### YOUR OBJECTIVE
Search the data below for the string "Offene". Extract every line that contains it.
══ DATASET ROWS
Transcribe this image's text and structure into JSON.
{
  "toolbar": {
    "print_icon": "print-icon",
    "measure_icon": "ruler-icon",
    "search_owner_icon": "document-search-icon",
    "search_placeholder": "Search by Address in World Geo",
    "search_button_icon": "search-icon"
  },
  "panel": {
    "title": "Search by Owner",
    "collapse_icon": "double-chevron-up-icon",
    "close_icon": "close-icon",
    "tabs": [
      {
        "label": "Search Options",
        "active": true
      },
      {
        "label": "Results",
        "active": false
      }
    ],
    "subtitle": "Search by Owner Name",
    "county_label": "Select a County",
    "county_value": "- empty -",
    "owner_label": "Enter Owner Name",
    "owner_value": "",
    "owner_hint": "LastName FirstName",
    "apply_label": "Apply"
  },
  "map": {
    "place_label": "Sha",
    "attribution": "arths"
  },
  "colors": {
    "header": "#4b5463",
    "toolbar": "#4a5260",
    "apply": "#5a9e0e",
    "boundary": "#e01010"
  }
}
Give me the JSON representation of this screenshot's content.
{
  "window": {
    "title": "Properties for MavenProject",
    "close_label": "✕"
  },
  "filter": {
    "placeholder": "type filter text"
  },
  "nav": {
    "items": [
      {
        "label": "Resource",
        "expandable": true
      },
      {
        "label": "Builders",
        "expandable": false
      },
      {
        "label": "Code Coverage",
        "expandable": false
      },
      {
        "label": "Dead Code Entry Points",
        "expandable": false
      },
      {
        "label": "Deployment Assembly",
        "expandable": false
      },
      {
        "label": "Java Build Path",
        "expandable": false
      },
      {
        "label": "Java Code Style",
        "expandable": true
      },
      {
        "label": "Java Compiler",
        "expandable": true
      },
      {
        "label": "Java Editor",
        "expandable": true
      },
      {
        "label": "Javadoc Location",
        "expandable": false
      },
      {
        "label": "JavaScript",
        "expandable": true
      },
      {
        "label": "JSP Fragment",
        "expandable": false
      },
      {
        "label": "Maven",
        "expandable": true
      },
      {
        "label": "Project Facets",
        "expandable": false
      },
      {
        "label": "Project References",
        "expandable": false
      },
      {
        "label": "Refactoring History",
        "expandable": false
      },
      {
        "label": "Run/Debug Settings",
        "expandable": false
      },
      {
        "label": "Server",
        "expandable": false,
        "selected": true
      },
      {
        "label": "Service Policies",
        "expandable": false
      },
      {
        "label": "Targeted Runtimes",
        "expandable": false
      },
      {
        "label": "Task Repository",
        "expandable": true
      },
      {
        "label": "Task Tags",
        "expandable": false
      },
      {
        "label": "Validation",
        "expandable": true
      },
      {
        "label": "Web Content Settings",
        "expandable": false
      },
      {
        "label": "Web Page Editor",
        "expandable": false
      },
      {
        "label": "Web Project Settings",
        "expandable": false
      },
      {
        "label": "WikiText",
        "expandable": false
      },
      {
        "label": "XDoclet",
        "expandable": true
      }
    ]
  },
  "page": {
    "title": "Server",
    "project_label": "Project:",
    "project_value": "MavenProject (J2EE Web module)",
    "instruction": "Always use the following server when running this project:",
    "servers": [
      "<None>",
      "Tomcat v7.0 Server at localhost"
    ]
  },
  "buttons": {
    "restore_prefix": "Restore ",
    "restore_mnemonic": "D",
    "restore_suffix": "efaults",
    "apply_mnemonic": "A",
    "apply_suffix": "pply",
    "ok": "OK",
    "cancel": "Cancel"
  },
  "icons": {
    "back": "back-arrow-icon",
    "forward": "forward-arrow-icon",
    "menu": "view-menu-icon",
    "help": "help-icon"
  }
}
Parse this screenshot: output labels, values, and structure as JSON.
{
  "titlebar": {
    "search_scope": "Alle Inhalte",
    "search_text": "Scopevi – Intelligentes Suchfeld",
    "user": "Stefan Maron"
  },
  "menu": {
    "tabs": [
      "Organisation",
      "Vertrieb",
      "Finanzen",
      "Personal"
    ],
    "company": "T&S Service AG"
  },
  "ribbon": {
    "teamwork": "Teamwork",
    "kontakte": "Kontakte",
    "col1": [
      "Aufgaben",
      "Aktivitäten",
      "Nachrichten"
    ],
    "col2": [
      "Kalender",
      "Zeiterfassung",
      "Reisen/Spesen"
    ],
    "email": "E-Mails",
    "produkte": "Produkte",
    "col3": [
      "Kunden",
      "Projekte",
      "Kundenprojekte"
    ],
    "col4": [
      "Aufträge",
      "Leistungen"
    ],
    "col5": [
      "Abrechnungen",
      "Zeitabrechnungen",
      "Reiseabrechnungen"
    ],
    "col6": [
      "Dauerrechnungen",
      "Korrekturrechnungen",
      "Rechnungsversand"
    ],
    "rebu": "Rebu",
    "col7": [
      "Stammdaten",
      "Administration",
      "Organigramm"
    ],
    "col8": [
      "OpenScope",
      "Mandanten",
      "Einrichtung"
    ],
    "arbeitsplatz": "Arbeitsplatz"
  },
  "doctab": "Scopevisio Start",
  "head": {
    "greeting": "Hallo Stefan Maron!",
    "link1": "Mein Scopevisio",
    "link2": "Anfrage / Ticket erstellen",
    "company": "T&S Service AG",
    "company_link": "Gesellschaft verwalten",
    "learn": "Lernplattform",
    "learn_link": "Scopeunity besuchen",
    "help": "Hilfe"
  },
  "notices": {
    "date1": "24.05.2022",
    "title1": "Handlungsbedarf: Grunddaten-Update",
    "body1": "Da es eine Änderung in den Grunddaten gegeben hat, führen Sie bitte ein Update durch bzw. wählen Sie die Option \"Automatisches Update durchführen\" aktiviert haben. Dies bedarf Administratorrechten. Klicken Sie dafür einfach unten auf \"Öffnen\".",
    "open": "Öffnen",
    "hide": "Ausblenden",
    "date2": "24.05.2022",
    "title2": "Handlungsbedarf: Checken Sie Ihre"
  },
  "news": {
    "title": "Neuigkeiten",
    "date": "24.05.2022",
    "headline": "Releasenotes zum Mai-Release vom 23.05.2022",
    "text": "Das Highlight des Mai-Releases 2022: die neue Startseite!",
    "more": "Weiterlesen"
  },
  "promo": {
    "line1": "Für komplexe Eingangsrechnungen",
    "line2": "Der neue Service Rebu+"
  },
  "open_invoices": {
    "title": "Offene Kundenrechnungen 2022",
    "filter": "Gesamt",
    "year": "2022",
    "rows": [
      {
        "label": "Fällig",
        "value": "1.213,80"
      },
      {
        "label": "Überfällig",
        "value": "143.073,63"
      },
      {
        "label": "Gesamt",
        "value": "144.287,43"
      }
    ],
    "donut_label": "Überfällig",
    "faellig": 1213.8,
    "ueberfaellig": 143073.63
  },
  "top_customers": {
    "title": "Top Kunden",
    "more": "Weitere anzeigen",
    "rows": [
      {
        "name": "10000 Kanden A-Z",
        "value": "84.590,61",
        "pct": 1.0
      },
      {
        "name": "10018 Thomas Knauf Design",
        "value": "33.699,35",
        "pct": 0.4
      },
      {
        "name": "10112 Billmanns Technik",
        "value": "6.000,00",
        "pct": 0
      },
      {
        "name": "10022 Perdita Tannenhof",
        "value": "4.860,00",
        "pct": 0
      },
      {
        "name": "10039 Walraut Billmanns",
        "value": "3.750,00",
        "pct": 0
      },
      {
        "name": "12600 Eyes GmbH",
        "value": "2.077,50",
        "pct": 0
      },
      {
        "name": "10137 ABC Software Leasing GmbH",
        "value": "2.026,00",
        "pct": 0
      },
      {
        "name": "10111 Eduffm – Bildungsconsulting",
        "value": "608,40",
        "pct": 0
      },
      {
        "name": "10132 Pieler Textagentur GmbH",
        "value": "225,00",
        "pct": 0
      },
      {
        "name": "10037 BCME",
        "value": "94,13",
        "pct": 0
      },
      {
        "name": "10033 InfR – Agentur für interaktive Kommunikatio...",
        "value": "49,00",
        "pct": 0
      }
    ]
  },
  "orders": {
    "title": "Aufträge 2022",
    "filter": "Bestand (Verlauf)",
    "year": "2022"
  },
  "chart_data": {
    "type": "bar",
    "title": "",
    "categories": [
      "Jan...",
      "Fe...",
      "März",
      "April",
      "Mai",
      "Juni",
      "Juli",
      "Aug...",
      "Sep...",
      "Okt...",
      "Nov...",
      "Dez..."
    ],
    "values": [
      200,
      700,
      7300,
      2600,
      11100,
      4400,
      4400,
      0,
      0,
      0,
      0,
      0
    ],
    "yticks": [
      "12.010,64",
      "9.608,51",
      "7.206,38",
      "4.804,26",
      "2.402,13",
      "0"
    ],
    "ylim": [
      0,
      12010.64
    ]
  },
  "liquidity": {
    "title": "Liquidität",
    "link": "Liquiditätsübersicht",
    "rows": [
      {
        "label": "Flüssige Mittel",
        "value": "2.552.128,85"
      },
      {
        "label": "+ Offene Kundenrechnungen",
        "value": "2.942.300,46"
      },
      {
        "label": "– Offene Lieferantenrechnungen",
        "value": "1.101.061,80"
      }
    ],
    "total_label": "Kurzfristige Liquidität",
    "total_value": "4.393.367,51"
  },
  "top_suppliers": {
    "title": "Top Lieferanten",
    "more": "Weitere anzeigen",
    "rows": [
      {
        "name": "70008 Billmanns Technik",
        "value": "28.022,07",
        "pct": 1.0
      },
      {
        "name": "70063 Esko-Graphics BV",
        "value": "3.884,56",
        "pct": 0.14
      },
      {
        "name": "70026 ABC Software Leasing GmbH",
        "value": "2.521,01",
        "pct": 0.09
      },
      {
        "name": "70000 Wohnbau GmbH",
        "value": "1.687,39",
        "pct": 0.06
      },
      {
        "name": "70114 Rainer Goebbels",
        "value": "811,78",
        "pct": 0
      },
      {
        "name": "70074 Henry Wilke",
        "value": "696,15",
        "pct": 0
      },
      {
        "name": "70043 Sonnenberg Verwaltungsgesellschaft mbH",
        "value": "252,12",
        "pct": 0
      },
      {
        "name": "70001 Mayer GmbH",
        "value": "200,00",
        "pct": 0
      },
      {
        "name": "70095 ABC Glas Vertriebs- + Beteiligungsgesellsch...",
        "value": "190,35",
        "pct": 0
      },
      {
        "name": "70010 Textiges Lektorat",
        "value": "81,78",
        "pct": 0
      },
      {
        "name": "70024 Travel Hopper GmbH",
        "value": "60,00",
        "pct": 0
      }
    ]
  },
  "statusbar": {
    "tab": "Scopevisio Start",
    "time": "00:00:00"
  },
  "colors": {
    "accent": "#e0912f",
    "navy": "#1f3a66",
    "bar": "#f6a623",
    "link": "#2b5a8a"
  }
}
════
### FINISHED ANSWER
    "title": "Offene Kundenrechnungen 2022",
        "label": "+ Offene Kundenrechnungen",
        "label": "– Offene Lieferantenrechnungen",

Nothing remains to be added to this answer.